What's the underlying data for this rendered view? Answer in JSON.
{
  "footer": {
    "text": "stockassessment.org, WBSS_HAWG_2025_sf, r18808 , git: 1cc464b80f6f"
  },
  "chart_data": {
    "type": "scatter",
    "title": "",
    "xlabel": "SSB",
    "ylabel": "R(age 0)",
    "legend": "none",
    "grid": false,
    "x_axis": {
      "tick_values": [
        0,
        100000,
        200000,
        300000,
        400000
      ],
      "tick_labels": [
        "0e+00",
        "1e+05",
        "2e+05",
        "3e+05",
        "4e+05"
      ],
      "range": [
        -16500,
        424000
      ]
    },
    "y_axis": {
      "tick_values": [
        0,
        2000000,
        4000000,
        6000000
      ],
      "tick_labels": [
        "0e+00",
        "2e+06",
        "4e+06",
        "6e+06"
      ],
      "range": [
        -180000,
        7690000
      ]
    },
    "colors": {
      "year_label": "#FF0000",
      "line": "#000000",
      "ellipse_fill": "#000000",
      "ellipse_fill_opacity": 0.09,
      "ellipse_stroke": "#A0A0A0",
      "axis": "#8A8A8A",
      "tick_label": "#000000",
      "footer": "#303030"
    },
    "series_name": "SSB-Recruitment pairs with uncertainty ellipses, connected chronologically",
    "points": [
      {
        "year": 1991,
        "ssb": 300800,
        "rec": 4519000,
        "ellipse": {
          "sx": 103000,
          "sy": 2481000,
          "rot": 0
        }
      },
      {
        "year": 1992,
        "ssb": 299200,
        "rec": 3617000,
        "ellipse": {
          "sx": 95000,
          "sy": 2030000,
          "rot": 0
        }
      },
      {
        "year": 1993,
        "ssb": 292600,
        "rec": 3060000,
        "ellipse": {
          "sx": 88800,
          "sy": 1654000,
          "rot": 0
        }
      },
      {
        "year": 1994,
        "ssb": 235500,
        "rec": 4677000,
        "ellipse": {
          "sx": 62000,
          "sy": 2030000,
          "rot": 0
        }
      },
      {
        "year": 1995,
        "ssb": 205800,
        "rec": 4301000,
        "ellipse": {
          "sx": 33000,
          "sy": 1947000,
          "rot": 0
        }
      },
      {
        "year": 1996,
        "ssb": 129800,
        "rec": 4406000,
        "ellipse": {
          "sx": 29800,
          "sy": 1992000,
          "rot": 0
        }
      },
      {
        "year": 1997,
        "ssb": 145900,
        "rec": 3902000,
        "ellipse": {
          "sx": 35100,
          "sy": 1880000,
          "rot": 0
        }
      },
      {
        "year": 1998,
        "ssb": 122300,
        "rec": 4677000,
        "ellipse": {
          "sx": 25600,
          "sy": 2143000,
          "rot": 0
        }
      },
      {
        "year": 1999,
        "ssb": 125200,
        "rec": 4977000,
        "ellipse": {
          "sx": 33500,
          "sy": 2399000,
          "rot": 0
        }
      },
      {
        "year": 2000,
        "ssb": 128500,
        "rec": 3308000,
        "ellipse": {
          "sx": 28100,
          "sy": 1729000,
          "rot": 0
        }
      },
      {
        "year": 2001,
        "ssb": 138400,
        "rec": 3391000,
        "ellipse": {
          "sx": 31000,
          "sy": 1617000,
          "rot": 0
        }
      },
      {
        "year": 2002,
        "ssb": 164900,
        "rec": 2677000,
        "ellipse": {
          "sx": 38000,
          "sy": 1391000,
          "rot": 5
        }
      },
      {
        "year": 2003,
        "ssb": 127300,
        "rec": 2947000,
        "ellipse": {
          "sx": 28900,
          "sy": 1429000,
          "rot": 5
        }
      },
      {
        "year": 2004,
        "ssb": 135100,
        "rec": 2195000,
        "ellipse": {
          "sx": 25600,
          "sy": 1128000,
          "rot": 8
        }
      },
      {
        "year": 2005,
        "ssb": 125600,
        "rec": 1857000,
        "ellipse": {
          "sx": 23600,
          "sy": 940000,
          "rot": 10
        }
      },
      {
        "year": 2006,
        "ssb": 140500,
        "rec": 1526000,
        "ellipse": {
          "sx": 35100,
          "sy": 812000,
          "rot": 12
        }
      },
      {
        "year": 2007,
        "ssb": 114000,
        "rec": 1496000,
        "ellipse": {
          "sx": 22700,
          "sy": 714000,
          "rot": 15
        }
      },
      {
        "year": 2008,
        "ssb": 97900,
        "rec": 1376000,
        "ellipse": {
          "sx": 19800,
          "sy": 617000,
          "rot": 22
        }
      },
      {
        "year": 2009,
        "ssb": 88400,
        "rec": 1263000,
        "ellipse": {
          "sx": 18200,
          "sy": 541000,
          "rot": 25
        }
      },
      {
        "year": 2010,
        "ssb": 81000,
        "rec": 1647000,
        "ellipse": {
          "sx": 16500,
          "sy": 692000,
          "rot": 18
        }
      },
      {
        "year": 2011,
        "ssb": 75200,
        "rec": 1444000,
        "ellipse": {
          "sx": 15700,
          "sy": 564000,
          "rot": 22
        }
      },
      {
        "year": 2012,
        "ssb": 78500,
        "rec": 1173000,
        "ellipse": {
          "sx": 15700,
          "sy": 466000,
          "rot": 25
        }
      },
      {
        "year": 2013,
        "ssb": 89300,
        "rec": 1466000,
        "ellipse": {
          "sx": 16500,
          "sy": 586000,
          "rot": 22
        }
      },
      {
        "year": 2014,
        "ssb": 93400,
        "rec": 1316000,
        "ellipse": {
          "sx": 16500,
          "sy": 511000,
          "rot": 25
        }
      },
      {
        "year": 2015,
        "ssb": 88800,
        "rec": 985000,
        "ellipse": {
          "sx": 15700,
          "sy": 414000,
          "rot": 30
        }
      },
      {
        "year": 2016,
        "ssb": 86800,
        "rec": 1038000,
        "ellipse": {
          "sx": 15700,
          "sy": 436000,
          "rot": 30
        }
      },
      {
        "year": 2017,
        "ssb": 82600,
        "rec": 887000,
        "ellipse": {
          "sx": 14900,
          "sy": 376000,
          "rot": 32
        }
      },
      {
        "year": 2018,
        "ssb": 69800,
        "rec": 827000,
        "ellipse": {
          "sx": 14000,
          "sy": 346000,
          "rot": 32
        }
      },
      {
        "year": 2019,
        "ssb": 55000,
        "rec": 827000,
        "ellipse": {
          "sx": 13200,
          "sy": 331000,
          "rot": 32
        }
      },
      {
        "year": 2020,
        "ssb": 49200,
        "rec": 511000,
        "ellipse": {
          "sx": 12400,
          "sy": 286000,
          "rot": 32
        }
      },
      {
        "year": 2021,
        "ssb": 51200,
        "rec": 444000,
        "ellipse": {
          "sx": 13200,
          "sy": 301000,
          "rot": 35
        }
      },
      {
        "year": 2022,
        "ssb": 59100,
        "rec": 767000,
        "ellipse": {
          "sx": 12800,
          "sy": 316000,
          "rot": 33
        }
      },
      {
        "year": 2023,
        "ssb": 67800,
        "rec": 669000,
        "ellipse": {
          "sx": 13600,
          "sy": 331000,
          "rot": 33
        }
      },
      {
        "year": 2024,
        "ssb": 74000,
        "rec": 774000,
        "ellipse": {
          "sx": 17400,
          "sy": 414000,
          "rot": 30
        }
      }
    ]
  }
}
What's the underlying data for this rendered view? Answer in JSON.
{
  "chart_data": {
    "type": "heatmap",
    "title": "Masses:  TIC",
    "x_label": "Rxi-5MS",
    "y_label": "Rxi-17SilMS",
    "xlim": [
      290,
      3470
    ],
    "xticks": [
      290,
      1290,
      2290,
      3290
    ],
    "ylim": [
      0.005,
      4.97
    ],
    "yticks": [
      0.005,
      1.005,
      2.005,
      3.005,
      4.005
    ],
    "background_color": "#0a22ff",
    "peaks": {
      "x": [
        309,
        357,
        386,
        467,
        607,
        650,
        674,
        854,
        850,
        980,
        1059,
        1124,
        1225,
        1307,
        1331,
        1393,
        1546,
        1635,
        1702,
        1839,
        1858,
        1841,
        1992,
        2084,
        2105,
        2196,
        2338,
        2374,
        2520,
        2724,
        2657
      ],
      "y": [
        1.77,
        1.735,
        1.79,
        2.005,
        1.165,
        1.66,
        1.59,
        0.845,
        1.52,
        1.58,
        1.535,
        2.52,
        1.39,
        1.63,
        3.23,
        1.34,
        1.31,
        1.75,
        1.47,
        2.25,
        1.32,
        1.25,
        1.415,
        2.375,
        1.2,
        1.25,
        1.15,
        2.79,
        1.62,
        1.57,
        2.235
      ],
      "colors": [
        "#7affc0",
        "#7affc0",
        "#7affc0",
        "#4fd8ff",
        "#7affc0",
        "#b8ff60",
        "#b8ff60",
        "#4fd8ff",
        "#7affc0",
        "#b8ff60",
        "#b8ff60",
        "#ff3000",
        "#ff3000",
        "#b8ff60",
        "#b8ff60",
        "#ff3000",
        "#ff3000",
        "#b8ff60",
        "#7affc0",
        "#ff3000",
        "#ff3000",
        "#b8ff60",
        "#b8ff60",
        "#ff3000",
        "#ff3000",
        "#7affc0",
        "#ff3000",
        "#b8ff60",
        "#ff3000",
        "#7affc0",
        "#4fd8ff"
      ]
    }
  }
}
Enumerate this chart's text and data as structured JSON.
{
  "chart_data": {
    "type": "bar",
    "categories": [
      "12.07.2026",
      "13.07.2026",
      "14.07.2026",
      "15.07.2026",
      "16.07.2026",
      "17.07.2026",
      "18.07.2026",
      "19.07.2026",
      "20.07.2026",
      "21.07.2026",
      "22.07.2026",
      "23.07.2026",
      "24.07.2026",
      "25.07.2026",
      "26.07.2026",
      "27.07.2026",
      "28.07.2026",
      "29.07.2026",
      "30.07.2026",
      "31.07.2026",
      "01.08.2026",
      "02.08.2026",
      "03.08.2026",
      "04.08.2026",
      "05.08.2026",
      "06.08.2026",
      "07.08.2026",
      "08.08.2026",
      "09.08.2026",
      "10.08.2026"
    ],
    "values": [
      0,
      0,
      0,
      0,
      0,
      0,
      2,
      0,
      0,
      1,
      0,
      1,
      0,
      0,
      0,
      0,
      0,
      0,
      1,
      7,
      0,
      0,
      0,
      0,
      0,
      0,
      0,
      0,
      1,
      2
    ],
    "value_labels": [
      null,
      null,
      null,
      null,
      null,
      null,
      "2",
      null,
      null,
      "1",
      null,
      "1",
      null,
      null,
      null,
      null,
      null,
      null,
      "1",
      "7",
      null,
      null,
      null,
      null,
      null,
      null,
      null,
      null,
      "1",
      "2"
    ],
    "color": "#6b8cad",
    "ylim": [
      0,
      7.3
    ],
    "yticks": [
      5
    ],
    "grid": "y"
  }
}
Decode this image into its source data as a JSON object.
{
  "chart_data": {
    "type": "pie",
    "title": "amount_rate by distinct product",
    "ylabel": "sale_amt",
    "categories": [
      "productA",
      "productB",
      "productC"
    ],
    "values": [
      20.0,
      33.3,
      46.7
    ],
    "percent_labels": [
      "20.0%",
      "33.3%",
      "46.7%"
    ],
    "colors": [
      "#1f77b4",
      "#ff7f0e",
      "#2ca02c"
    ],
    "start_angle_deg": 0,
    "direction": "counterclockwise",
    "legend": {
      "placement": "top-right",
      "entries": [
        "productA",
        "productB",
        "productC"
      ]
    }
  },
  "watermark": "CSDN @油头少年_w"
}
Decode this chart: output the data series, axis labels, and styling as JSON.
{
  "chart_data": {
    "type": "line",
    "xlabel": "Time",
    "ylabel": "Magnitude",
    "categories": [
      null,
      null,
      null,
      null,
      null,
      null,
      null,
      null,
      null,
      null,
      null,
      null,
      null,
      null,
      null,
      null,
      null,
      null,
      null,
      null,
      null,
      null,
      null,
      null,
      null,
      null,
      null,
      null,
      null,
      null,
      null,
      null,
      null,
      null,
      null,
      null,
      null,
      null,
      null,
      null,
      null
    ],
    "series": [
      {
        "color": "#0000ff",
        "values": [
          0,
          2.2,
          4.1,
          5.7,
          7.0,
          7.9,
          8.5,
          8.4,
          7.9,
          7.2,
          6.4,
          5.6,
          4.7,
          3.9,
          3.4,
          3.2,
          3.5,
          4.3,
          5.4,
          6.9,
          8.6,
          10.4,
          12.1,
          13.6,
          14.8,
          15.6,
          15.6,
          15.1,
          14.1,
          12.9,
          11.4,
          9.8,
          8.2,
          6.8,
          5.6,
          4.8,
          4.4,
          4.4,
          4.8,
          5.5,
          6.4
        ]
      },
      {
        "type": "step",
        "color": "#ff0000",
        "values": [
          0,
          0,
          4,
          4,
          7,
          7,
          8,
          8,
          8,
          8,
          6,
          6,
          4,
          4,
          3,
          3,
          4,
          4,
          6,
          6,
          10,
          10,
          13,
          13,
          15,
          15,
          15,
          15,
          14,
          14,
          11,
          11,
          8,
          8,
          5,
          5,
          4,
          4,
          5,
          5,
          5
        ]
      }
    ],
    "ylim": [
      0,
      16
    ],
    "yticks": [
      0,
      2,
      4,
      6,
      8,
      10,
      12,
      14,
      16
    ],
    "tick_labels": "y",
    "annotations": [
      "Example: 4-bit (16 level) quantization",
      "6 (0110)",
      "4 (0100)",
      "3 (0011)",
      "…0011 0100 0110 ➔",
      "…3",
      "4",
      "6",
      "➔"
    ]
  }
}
_ _ _
AIM OF THE EXERCISE:
Which lines contain the word "text"? Copy each one.

WRITTEN REPLY:
    "text": "stockassessment.org, WBSS_HAWG_2025_sf, r18808 , git: 1cc464b80f6f"
Enumerate this chart's text and data as structured JSON.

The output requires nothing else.